**Aim of the task:** Copy every line of the material below word for word.

**Given records:**

>>>>

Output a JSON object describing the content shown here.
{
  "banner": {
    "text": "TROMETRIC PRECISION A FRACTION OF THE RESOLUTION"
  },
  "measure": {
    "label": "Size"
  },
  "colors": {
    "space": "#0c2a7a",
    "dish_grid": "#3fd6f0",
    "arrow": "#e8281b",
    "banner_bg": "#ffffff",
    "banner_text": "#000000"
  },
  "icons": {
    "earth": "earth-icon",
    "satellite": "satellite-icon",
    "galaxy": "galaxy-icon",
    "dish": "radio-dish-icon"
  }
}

<<<<

**The reply:**
Output a JSON object describing the content shown here.
{
  "banner": {
    "text": "TROMETRIC PRECISION A FRACTION OF THE RESOLUTION"
  },
  "measure": {
    "label": "Size"
  },
  "colors": {
    "space": "#0c2a7a",
    "dish_grid": "#3fd6f0",
    "arrow": "#e8281b",
    "banner_bg": "#ffffff",
    "banner_text": "#000000"
  },
  "icons": {
    "earth": "earth-icon",
    "satellite": "satellite-icon",
    "galaxy": "galaxy-icon",
    "dish": "radio-dish-icon"
  }
}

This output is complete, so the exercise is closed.